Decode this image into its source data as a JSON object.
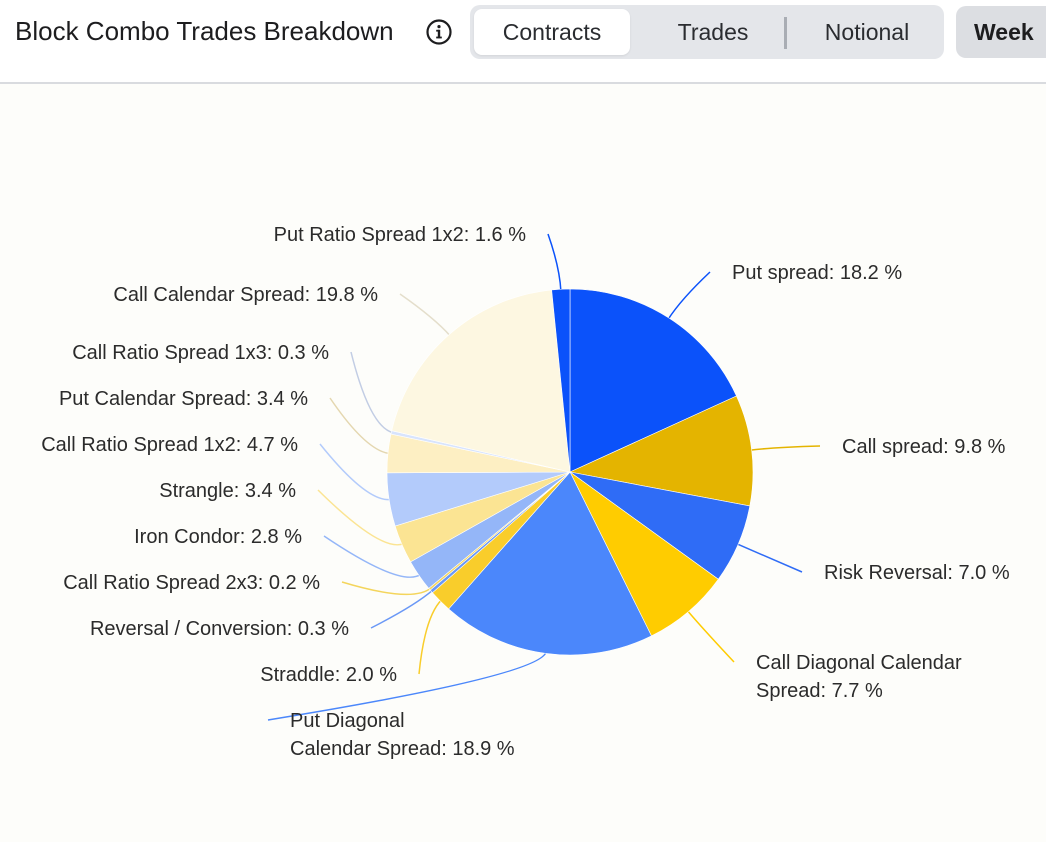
{
  "header": {
    "title": "Block Combo Trades Breakdown",
    "info_icon": "info-icon",
    "tabs": [
      {
        "label": "Contracts",
        "active": true
      },
      {
        "label": "Trades",
        "active": false
      },
      {
        "label": "Notional",
        "active": false
      }
    ],
    "period_label": "Week"
  },
  "colors": {
    "header_bg": "#ffffff",
    "page_bg": "#fdfdfa",
    "segment_bg": "#e4e6ea"
  },
  "chart_data": {
    "type": "pie",
    "title": "",
    "label_suffix": " %",
    "slices": [
      {
        "name": "Put spread",
        "value": 18.2,
        "display": "18.2",
        "color": "#0b52fa"
      },
      {
        "name": "Call spread",
        "value": 9.8,
        "display": "9.8",
        "color": "#e4b400"
      },
      {
        "name": "Risk Reversal",
        "value": 7.0,
        "display": "7.0",
        "color": "#2f6cf6"
      },
      {
        "name": "Call Diagonal Calendar Spread",
        "value": 7.7,
        "display": "7.7",
        "color": "#ffcc00"
      },
      {
        "name": "Put Diagonal Calendar Spread",
        "value": 18.9,
        "display": "18.9",
        "color": "#4b87fb"
      },
      {
        "name": "Straddle",
        "value": 2.0,
        "display": "2.0",
        "color": "#f9cd2b"
      },
      {
        "name": "Reversal / Conversion",
        "value": 0.3,
        "display": "0.3",
        "color": "#6a98f6"
      },
      {
        "name": "Call Ratio Spread 2x3",
        "value": 0.2,
        "display": "0.2",
        "color": "#f4d55c"
      },
      {
        "name": "Iron Condor",
        "value": 2.8,
        "display": "2.8",
        "color": "#94b6f8"
      },
      {
        "name": "Strangle",
        "value": 3.4,
        "display": "3.4",
        "color": "#fbe493"
      },
      {
        "name": "Call Ratio Spread 1x2",
        "value": 4.7,
        "display": "4.7",
        "color": "#b3cbfb"
      },
      {
        "name": "Put Calendar Spread",
        "value": 3.4,
        "display": "3.4",
        "color": "#fdefc3"
      },
      {
        "name": "Call Ratio Spread 1x3",
        "value": 0.3,
        "display": "0.3",
        "color": "#d8e4fd"
      },
      {
        "name": "Call Calendar Spread",
        "value": 19.8,
        "display": "19.8",
        "color": "#fdf7e1"
      },
      {
        "name": "Put Ratio Spread 1x2",
        "value": 1.6,
        "display": "1.6",
        "color": "#0b52fa"
      }
    ]
  }
}
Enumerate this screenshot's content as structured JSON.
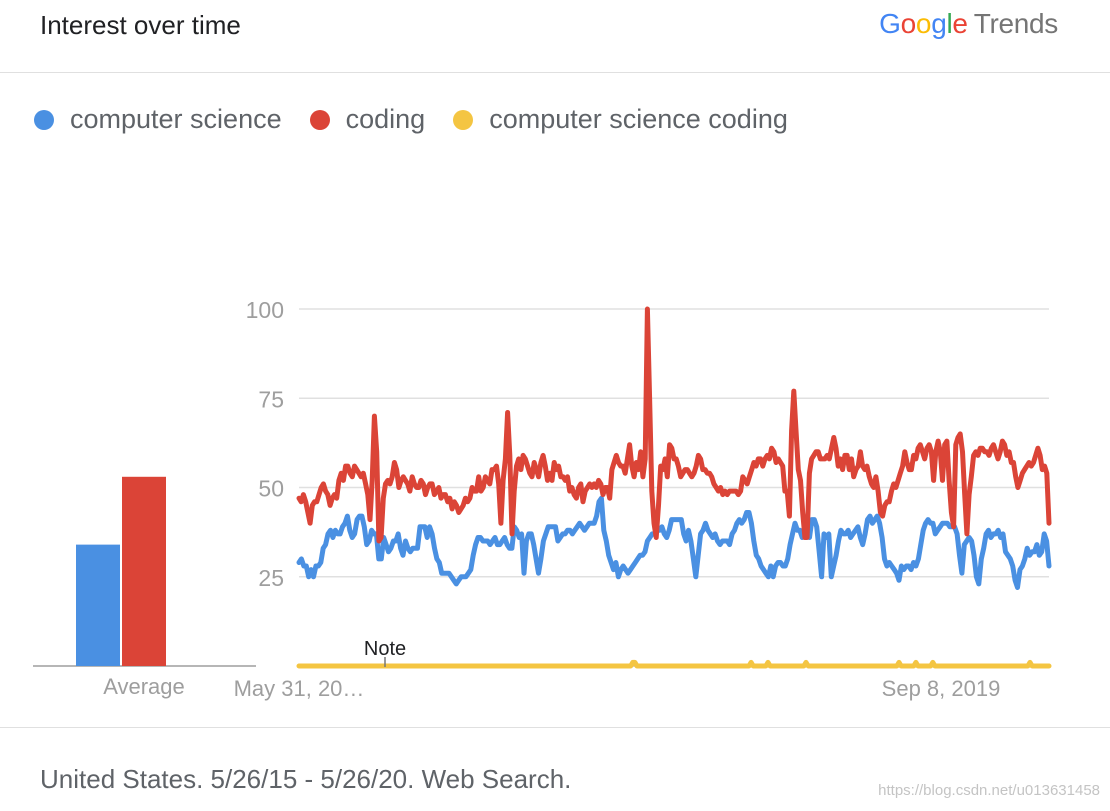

■ ■ ■ ■ ■ ■ ■

What you will do: Locate each line containing the string "Ratio" and show it.

Final result:
        "name": "Call Ratio Spread 2x3",
        "name": "Call Ratio Spread 1x2",
        "name": "Call Ratio Spread 1x3",
        "name": "Put Ratio Spread 1x2",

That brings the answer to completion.